- Supplied entries -
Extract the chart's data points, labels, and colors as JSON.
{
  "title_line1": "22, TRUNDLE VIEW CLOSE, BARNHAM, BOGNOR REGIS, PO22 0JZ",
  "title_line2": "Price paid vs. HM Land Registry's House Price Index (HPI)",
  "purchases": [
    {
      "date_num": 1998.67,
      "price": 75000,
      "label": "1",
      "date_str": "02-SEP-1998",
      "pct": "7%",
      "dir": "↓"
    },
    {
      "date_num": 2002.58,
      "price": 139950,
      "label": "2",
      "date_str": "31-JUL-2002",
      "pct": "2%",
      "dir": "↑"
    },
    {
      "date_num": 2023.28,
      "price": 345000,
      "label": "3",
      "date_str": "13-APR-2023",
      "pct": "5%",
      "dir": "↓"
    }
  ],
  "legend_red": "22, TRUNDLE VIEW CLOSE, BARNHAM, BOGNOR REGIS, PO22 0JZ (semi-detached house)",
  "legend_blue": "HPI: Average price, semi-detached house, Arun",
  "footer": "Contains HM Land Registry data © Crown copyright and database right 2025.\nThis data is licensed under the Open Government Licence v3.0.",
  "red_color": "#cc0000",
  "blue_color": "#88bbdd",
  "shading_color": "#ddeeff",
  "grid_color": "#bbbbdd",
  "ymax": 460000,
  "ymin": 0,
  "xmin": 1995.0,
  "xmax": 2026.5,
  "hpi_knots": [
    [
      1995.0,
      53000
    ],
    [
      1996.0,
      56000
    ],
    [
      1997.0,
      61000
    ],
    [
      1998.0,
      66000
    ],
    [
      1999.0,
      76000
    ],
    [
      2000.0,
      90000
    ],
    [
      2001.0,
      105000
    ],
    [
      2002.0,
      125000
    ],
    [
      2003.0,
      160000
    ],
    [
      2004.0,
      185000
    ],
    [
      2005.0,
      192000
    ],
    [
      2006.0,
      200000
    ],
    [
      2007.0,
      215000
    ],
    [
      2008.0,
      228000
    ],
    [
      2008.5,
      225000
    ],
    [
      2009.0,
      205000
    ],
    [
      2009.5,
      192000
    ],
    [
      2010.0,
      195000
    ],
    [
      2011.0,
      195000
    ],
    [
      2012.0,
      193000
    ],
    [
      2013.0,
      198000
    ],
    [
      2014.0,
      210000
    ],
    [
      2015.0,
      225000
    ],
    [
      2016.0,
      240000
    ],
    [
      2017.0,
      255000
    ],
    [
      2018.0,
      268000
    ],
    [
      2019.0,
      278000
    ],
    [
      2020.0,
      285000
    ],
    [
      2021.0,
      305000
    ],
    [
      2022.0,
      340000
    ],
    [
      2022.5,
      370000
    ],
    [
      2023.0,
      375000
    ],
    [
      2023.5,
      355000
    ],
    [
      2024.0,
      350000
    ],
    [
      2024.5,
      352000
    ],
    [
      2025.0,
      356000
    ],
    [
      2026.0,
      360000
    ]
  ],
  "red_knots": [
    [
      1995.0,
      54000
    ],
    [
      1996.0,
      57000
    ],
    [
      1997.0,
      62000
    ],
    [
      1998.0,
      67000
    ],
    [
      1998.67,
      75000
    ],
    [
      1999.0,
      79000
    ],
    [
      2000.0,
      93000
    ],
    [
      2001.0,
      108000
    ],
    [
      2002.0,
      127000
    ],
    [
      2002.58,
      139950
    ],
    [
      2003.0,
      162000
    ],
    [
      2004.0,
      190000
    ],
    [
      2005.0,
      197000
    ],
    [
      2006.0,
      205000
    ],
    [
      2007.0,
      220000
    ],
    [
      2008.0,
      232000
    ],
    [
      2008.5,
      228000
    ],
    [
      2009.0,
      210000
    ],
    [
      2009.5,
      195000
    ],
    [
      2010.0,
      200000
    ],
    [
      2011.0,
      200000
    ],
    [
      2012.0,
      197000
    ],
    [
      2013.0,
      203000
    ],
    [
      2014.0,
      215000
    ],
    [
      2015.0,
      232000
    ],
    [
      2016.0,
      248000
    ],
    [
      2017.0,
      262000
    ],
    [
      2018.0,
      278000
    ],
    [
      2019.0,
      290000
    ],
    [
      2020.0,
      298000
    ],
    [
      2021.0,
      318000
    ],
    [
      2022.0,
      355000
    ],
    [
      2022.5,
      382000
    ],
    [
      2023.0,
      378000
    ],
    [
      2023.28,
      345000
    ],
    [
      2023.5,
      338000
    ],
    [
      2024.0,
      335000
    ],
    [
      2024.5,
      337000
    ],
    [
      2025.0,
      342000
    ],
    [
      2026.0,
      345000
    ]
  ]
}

- Work to do -
Copy the records above exactly as they appear.

- Full solution -
Extract the chart's data points, labels, and colors as JSON.
{
  "title_line1": "22, TRUNDLE VIEW CLOSE, BARNHAM, BOGNOR REGIS, PO22 0JZ",
  "title_line2": "Price paid vs. HM Land Registry's House Price Index (HPI)",
  "purchases": [
    {
      "date_num": 1998.67,
      "price": 75000,
      "label": "1",
      "date_str": "02-SEP-1998",
      "pct": "7%",
      "dir": "↓"
    },
    {
      "date_num": 2002.58,
      "price": 139950,
      "label": "2",
      "date_str": "31-JUL-2002",
      "pct": "2%",
      "dir": "↑"
    },
    {
      "date_num": 2023.28,
      "price": 345000,
      "label": "3",
      "date_str": "13-APR-2023",
      "pct": "5%",
      "dir": "↓"
    }
  ],
  "legend_red": "22, TRUNDLE VIEW CLOSE, BARNHAM, BOGNOR REGIS, PO22 0JZ (semi-detached house)",
  "legend_blue": "HPI: Average price, semi-detached house, Arun",
  "footer": "Contains HM Land Registry data © Crown copyright and database right 2025.\nThis data is licensed under the Open Government Licence v3.0.",
  "red_color": "#cc0000",
  "blue_color": "#88bbdd",
  "shading_color": "#ddeeff",
  "grid_color": "#bbbbdd",
  "ymax": 460000,
  "ymin": 0,
  "xmin": 1995.0,
  "xmax": 2026.5,
  "hpi_knots": [
    [
      1995.0,
      53000
    ],
    [
      1996.0,
      56000
    ],
    [
      1997.0,
      61000
    ],
    [
      1998.0,
      66000
    ],
    [
      1999.0,
      76000
    ],
    [
      2000.0,
      90000
    ],
    [
      2001.0,
      105000
    ],
    [
      2002.0,
      125000
    ],
    [
      2003.0,
      160000
    ],
    [
      2004.0,
      185000
    ],
    [
      2005.0,
      192000
    ],
    [
      2006.0,
      200000
    ],
    [
      2007.0,
      215000
    ],
    [
      2008.0,
      228000
    ],
    [
      2008.5,
      225000
    ],
    [
      2009.0,
      205000
    ],
    [
      2009.5,
      192000
    ],
    [
      2010.0,
      195000
    ],
    [
      2011.0,
      195000
    ],
    [
      2012.0,
      193000
    ],
    [
      2013.0,
      198000
    ],
    [
      2014.0,
      210000
    ],
    [
      2015.0,
      225000
    ],
    [
      2016.0,
      240000
    ],
    [
      2017.0,
      255000
    ],
    [
      2018.0,
      268000
    ],
    [
      2019.0,
      278000
    ],
    [
      2020.0,
      285000
    ],
    [
      2021.0,
      305000
    ],
    [
      2022.0,
      340000
    ],
    [
      2022.5,
      370000
    ],
    [
      2023.0,
      375000
    ],
    [
      2023.5,
      355000
    ],
    [
      2024.0,
      350000
    ],
    [
      2024.5,
      352000
    ],
    [
      2025.0,
      356000
    ],
    [
      2026.0,
      360000
    ]
  ],
  "red_knots": [
    [
      1995.0,
      54000
    ],
    [
      1996.0,
      57000
    ],
    [
      1997.0,
      62000
    ],
    [
      1998.0,
      67000
    ],
    [
      1998.67,
      75000
    ],
    [
      1999.0,
      79000
    ],
    [
      2000.0,
      93000
    ],
    [
      2001.0,
      108000
    ],
    [
      2002.0,
      127000
    ],
    [
      2002.58,
      139950
    ],
    [
      2003.0,
      162000
    ],
    [
      2004.0,
      190000
    ],
    [
      2005.0,
      197000
    ],
    [
      2006.0,
      205000
    ],
    [
      2007.0,
      220000
    ],
    [
      2008.0,
      232000
    ],
    [
      2008.5,
      228000
    ],
    [
      2009.0,
      210000
    ],
    [
      2009.5,
      195000
    ],
    [
      2010.0,
      200000
    ],
    [
      2011.0,
      200000
    ],
    [
      2012.0,
      197000
    ],
    [
      2013.0,
      203000
    ],
    [
      2014.0,
      215000
    ],
    [
      2015.0,
      232000
    ],
    [
      2016.0,
      248000
    ],
    [
      2017.0,
      262000
    ],
    [
      2018.0,
      278000
    ],
    [
      2019.0,
      290000
    ],
    [
      2020.0,
      298000
    ],
    [
      2021.0,
      318000
    ],
    [
      2022.0,
      355000
    ],
    [
      2022.5,
      382000
    ],
    [
      2023.0,
      378000
    ],
    [
      2023.28,
      345000
    ],
    [
      2023.5,
      338000
    ],
    [
      2024.0,
      335000
    ],
    [
      2024.5,
      337000
    ],
    [
      2025.0,
      342000
    ],
    [
      2026.0,
      345000
    ]
  ]
}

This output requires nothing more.